## Your instructions
Present the material from its first line through the line containing "menu-window[interactable]: Window (351, 29, 406, 45)", inclusive, as a numbered list with blank lines omitted.

## Entries
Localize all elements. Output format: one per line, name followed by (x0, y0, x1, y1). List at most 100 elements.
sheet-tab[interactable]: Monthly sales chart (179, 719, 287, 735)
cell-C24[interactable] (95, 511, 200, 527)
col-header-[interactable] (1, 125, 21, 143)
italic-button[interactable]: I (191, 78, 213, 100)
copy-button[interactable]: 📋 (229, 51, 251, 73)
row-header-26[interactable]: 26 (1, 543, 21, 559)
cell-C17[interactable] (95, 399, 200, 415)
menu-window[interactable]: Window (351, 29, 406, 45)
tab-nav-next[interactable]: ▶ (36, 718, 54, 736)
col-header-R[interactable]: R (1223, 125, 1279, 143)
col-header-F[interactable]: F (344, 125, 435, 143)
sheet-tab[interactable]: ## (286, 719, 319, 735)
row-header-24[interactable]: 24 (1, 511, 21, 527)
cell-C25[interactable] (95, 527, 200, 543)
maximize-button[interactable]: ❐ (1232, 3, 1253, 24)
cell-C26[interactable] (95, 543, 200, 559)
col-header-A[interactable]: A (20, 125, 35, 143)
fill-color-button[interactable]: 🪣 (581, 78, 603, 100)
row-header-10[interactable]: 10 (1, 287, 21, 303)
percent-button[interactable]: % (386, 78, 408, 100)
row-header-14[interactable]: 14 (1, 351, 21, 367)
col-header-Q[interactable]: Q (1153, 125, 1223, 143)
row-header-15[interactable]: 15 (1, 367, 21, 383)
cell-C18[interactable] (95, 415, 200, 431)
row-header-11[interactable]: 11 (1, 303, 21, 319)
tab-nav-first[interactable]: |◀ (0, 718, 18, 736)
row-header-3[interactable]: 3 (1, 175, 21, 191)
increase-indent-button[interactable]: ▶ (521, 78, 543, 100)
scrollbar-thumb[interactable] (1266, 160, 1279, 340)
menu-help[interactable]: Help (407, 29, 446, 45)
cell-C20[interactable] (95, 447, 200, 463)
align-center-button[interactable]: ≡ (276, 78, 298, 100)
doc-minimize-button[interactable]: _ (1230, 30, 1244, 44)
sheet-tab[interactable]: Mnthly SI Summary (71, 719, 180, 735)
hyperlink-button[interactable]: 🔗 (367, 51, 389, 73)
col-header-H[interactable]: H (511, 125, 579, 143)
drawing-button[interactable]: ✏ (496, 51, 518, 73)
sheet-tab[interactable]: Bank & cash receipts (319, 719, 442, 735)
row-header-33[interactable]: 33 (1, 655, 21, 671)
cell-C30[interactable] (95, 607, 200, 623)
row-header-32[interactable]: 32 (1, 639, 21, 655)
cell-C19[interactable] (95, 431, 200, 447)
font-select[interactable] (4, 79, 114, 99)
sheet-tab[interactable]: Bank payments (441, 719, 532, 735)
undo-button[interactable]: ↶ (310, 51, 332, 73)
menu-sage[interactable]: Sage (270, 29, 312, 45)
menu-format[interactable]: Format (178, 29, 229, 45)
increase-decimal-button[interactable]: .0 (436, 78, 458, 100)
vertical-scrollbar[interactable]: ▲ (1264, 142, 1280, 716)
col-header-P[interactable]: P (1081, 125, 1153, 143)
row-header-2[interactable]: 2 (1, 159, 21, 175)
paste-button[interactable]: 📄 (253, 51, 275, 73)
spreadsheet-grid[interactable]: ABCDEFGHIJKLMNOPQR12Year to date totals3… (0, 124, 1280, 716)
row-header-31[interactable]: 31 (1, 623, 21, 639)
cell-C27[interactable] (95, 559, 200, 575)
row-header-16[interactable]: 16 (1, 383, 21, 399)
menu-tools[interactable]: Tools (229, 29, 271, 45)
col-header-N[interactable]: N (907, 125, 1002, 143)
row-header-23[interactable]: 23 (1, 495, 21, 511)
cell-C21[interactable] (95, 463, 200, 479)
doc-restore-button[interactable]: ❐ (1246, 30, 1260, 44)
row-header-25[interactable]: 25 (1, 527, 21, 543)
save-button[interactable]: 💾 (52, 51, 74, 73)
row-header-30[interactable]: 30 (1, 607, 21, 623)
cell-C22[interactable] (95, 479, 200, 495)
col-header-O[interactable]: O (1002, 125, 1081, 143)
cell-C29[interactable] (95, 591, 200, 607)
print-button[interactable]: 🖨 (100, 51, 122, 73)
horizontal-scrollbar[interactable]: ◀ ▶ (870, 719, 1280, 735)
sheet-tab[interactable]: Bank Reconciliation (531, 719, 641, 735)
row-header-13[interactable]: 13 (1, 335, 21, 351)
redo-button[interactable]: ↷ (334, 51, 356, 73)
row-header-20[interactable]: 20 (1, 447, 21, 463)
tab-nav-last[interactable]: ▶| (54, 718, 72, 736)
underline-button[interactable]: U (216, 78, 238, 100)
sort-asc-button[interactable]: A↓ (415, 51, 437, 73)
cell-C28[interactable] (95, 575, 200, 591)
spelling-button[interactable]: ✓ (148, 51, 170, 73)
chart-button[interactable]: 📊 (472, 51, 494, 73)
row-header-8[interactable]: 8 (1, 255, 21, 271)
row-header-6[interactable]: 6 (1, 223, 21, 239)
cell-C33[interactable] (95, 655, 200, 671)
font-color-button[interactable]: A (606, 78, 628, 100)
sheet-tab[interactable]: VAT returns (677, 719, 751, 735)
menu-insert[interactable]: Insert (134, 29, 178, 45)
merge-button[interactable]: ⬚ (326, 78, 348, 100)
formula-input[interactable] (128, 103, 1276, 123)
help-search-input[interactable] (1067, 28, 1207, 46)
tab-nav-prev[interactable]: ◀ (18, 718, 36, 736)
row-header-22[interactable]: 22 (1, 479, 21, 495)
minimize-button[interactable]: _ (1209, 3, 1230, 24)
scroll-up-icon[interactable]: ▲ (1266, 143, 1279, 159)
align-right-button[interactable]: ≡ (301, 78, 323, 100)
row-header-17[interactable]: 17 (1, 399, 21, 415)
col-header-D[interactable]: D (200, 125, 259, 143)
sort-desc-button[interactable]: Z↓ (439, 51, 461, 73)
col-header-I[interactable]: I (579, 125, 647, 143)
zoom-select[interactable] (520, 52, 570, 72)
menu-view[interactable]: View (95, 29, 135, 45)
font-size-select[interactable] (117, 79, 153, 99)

## Response to this exercise
1. Localize all elements. Output format: one per line, name followed by (x0, y0, x1, y1). List at most 100 elements.
2. sheet-tab[interactable]: Monthly sales chart (179, 719, 287, 735)
3. cell-C24[interactable] (95, 511, 200, 527)
4. col-header-[interactable] (1, 125, 21, 143)
5. italic-button[interactable]: I (191, 78, 213, 100)
6. copy-button[interactable]: 📋 (229, 51, 251, 73)
7. row-header-26[interactable]: 26 (1, 543, 21, 559)
8. cell-C17[interactable] (95, 399, 200, 415)
9. menu-window[interactable]: Window (351, 29, 406, 45)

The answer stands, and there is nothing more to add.